[Figure contents as structured data]
>> Begin

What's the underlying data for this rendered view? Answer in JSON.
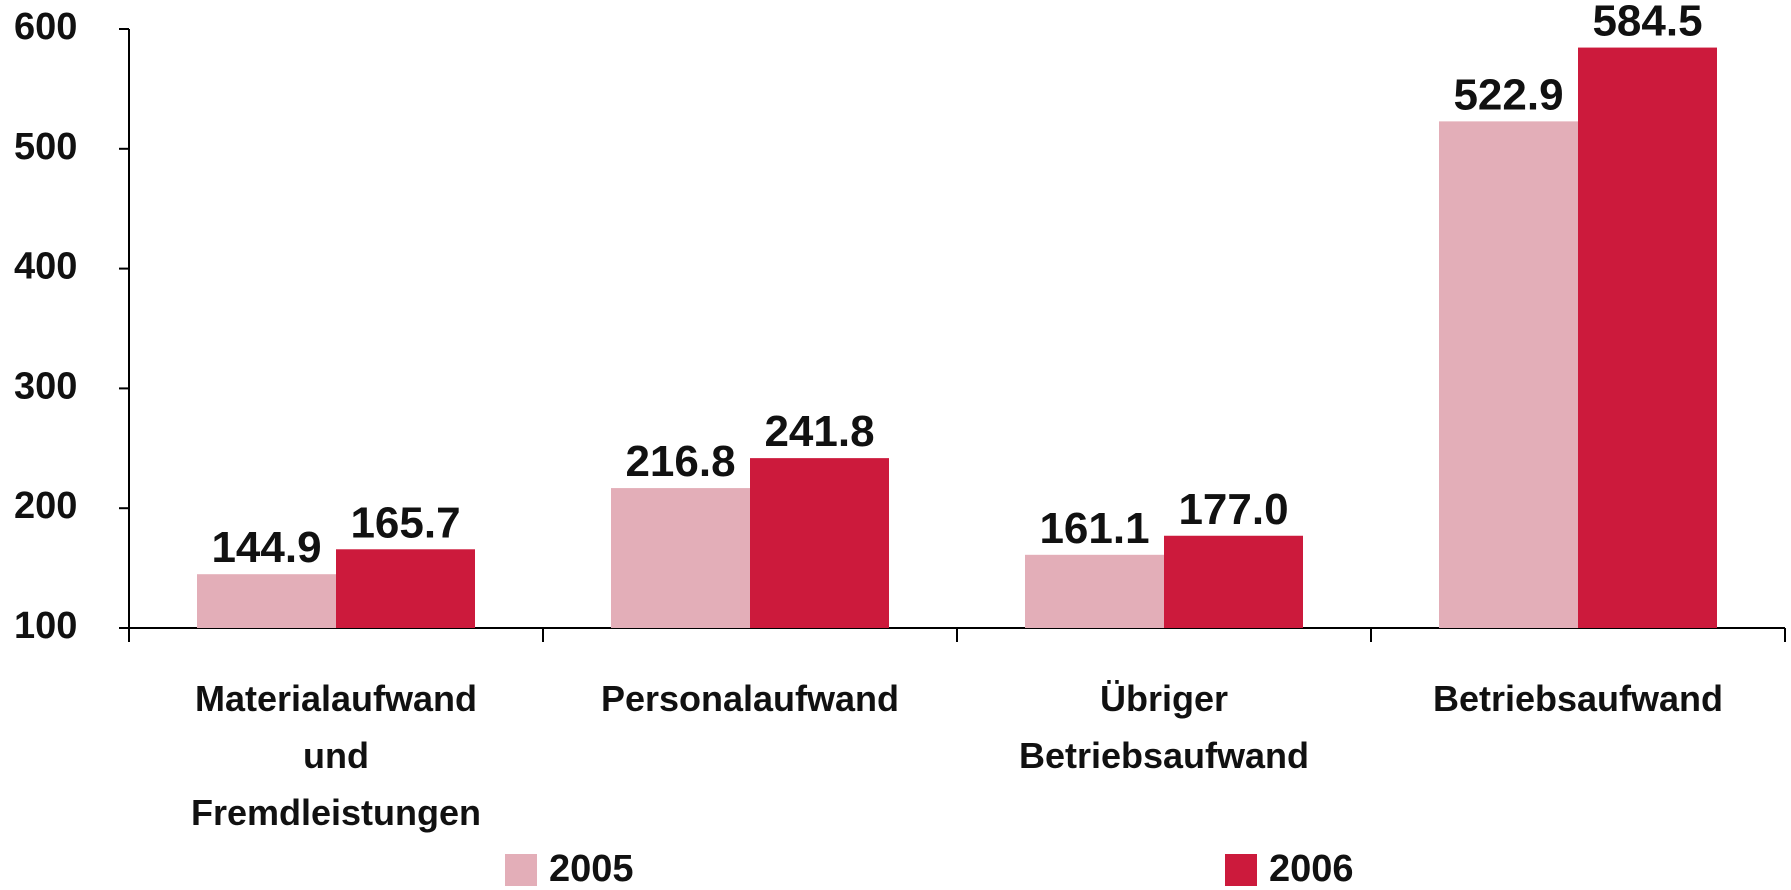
{
  "chart_data": {
    "type": "bar",
    "categories": [
      "Materialaufwand und Fremdleistungen",
      "Personalaufwand",
      "Übriger Betriebsaufwand",
      "Betriebsaufwand"
    ],
    "series": [
      {
        "name": "2005",
        "color": "#e3aeb8",
        "values": [
          144.9,
          216.8,
          161.1,
          522.9
        ],
        "value_labels": [
          "144.9",
          "216.8",
          "161.1",
          "522.9"
        ]
      },
      {
        "name": "2006",
        "color": "#cc1a3c",
        "values": [
          165.7,
          241.8,
          177.0,
          584.5
        ],
        "value_labels": [
          "165.7",
          "241.8",
          "177.0",
          "584.5"
        ]
      }
    ],
    "ylim": [
      100,
      600
    ],
    "yticks": [
      100,
      200,
      300,
      400,
      500,
      600
    ],
    "grid": false,
    "legend": "bottom"
  }
}
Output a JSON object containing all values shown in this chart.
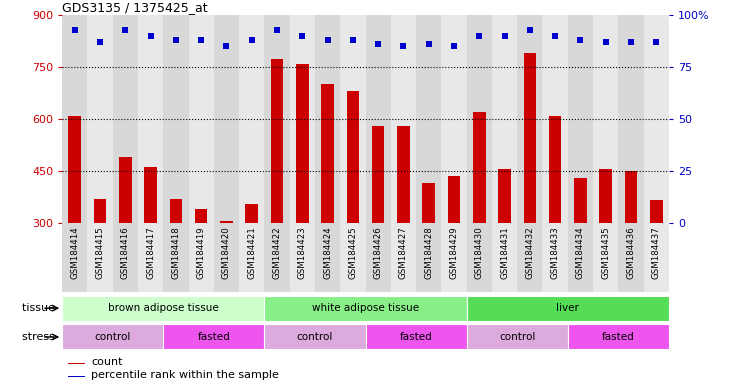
{
  "title": "GDS3135 / 1375425_at",
  "samples": [
    "GSM184414",
    "GSM184415",
    "GSM184416",
    "GSM184417",
    "GSM184418",
    "GSM184419",
    "GSM184420",
    "GSM184421",
    "GSM184422",
    "GSM184423",
    "GSM184424",
    "GSM184425",
    "GSM184426",
    "GSM184427",
    "GSM184428",
    "GSM184429",
    "GSM184430",
    "GSM184431",
    "GSM184432",
    "GSM184433",
    "GSM184434",
    "GSM184435",
    "GSM184436",
    "GSM184437"
  ],
  "counts": [
    610,
    370,
    490,
    460,
    370,
    340,
    305,
    355,
    775,
    760,
    700,
    680,
    580,
    580,
    415,
    435,
    620,
    455,
    790,
    610,
    430,
    455,
    450,
    365
  ],
  "percentile_ranks": [
    93,
    87,
    93,
    90,
    88,
    88,
    85,
    88,
    93,
    90,
    88,
    88,
    86,
    85,
    86,
    85,
    90,
    90,
    93,
    90,
    88,
    87,
    87,
    87
  ],
  "bar_color": "#cc0000",
  "dot_color": "#0000cc",
  "ymin": 300,
  "ymax": 900,
  "yticks_left": [
    300,
    450,
    600,
    750,
    900
  ],
  "yticks_right": [
    0,
    25,
    50,
    75,
    100
  ],
  "tissue_groups": [
    {
      "label": "brown adipose tissue",
      "start": 0,
      "end": 7,
      "color": "#ccffcc"
    },
    {
      "label": "white adipose tissue",
      "start": 8,
      "end": 15,
      "color": "#88ee88"
    },
    {
      "label": "liver",
      "start": 16,
      "end": 23,
      "color": "#55dd55"
    }
  ],
  "stress_groups": [
    {
      "label": "control",
      "start": 0,
      "end": 3,
      "color": "#ddaadd"
    },
    {
      "label": "fasted",
      "start": 4,
      "end": 7,
      "color": "#ee55ee"
    },
    {
      "label": "control",
      "start": 8,
      "end": 11,
      "color": "#ddaadd"
    },
    {
      "label": "fasted",
      "start": 12,
      "end": 15,
      "color": "#ee55ee"
    },
    {
      "label": "control",
      "start": 16,
      "end": 19,
      "color": "#ddaadd"
    },
    {
      "label": "fasted",
      "start": 20,
      "end": 23,
      "color": "#ee55ee"
    }
  ],
  "legend_count_label": "count",
  "legend_percentile_label": "percentile rank within the sample",
  "tissue_label": "tissue",
  "stress_label": "stress",
  "bg_color": "#ffffff",
  "axis_color_left": "#cc0000",
  "axis_color_right": "#0000cc",
  "col_bg_even": "#d8d8d8",
  "col_bg_odd": "#e8e8e8"
}
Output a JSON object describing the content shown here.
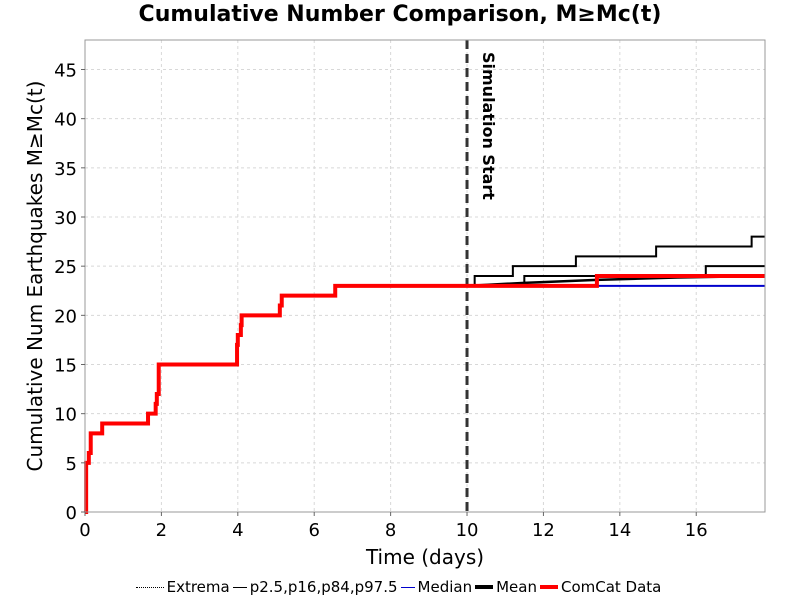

>> End

— WORK INSTRUCTIONS —
Among the lines of the records above, count those holding the string "Betriebsaufwand", and report only the number.

— ANSWER FOR THE TASK —
2